### Challenge:
Provide a single number: the count of lines containing the string "students".

---------- Stored rows ----------

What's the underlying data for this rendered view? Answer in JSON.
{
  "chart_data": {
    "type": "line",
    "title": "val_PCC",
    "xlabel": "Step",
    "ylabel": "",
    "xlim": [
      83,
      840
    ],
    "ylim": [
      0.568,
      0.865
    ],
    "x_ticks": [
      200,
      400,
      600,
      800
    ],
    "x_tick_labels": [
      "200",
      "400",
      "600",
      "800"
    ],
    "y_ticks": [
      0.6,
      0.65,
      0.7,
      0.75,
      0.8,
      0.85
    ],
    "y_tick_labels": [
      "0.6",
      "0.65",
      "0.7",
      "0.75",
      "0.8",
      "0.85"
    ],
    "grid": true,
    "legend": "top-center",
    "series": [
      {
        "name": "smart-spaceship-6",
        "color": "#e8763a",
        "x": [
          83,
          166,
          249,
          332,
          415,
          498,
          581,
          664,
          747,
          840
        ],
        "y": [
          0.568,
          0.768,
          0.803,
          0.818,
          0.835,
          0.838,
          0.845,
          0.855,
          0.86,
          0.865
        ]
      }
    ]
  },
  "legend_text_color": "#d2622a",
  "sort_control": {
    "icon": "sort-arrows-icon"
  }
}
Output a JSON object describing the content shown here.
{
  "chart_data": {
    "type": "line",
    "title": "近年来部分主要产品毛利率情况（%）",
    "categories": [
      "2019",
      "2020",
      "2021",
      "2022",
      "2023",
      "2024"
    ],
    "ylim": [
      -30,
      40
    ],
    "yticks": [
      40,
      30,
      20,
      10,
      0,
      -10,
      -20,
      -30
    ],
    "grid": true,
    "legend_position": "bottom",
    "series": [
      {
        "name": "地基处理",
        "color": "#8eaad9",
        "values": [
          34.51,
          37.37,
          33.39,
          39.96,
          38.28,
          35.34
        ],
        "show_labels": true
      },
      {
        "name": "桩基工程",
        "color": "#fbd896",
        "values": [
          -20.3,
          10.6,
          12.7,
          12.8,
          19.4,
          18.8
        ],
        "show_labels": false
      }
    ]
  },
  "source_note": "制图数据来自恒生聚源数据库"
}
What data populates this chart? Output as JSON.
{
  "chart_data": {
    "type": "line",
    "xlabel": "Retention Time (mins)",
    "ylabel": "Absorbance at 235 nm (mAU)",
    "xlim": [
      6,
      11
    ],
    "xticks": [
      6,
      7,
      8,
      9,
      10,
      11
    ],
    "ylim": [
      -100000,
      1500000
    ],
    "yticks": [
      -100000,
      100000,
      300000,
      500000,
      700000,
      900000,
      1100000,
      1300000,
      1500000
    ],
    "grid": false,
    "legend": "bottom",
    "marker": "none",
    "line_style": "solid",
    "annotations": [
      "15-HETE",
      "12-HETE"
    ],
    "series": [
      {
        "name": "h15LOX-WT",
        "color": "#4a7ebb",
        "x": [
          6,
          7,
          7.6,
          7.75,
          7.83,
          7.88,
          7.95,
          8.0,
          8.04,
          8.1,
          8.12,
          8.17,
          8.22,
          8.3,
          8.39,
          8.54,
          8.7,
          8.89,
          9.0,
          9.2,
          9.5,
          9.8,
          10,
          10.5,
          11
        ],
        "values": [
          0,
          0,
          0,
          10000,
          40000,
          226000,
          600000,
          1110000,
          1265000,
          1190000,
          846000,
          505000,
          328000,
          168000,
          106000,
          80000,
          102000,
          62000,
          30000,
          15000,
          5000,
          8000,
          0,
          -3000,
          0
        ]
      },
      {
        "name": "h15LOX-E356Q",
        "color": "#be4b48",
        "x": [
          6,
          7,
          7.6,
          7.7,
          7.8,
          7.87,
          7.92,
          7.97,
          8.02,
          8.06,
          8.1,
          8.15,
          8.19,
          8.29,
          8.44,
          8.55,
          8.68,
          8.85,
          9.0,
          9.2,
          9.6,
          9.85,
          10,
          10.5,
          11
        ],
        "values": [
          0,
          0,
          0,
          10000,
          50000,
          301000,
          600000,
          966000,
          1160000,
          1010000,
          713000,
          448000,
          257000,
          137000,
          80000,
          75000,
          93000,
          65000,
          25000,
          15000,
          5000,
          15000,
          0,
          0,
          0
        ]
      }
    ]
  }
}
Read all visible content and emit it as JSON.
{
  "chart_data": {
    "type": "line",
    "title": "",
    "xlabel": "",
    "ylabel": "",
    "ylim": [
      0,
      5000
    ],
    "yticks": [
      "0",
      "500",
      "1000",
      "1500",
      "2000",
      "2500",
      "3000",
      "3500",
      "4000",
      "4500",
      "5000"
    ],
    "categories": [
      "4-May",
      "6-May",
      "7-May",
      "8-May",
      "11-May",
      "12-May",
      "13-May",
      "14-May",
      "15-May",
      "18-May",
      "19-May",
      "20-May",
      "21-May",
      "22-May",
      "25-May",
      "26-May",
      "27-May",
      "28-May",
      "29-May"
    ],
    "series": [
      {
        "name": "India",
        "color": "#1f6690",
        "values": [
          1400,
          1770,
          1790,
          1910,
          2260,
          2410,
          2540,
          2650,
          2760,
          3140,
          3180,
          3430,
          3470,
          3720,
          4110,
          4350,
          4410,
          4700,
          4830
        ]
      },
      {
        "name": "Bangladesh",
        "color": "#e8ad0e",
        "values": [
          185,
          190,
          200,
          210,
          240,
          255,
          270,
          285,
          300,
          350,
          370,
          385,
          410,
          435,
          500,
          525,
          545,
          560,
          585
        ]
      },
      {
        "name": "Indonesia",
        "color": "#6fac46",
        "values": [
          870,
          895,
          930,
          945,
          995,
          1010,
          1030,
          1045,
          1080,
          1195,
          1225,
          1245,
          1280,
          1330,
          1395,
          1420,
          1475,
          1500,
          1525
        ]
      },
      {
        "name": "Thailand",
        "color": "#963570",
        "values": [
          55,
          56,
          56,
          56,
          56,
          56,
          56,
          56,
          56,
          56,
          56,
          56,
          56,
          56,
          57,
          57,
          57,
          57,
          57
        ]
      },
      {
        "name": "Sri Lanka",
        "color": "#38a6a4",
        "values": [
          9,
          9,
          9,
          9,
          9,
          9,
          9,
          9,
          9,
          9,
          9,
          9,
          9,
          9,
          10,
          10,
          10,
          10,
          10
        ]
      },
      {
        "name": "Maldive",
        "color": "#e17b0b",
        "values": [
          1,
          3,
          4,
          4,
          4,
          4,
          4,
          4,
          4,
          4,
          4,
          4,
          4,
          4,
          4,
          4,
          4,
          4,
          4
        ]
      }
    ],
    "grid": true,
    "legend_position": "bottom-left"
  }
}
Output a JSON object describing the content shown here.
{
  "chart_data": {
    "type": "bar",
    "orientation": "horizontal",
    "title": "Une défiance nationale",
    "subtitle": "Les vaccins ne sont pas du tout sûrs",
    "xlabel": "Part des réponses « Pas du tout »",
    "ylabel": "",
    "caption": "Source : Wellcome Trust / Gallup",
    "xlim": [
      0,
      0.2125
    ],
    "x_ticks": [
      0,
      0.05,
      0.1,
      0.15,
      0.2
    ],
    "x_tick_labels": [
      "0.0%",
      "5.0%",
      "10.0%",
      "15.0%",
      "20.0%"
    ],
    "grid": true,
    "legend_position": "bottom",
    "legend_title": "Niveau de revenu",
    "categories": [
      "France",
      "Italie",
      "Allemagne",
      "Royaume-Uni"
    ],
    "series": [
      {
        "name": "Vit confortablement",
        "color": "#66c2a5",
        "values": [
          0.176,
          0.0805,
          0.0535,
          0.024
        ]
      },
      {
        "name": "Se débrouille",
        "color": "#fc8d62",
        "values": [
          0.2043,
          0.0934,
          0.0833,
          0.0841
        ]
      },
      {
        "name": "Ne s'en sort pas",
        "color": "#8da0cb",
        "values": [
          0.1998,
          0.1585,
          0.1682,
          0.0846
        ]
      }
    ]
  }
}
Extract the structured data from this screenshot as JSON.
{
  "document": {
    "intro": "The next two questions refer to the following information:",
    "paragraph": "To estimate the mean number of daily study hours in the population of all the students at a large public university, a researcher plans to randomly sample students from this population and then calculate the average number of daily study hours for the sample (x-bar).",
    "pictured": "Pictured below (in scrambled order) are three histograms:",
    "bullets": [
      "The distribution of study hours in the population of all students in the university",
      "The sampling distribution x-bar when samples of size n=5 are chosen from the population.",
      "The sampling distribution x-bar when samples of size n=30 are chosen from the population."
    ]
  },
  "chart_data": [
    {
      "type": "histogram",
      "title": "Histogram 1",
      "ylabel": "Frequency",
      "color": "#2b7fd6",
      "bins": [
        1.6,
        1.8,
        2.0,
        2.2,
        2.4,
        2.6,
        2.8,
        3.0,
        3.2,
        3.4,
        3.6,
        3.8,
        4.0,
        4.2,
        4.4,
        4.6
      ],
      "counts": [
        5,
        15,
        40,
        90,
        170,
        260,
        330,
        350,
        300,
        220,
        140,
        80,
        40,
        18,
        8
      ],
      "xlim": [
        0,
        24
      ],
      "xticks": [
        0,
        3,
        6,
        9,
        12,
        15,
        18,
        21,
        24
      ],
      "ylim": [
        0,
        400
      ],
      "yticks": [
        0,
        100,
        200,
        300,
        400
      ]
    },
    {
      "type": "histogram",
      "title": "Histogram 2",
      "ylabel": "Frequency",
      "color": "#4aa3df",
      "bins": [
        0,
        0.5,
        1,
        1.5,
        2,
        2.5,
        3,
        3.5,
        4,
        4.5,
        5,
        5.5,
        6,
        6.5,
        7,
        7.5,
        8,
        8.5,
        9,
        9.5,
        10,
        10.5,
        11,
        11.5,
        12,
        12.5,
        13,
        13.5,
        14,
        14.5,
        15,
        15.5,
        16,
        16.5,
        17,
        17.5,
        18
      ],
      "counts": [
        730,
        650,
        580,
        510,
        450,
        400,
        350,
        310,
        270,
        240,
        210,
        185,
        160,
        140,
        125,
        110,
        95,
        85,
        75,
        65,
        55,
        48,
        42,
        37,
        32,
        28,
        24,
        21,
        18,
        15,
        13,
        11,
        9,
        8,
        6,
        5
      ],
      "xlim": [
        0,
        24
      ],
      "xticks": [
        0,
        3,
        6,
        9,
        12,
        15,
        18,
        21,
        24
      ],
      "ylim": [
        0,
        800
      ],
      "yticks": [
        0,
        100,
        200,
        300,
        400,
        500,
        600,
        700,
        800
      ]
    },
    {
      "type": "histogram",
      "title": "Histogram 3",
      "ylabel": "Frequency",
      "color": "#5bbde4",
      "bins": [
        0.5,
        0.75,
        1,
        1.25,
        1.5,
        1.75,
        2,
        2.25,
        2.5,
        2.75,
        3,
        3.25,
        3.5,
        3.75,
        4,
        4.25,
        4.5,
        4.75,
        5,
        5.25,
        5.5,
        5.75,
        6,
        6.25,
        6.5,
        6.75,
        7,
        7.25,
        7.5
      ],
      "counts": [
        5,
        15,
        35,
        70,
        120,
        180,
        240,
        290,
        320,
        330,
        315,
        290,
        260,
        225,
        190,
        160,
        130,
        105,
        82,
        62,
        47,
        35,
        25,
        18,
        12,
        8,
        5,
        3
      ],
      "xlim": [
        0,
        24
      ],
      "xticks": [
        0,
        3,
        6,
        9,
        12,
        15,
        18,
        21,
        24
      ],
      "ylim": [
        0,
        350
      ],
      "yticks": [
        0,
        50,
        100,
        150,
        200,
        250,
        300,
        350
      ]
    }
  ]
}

----------

### Answer to this exercise:
2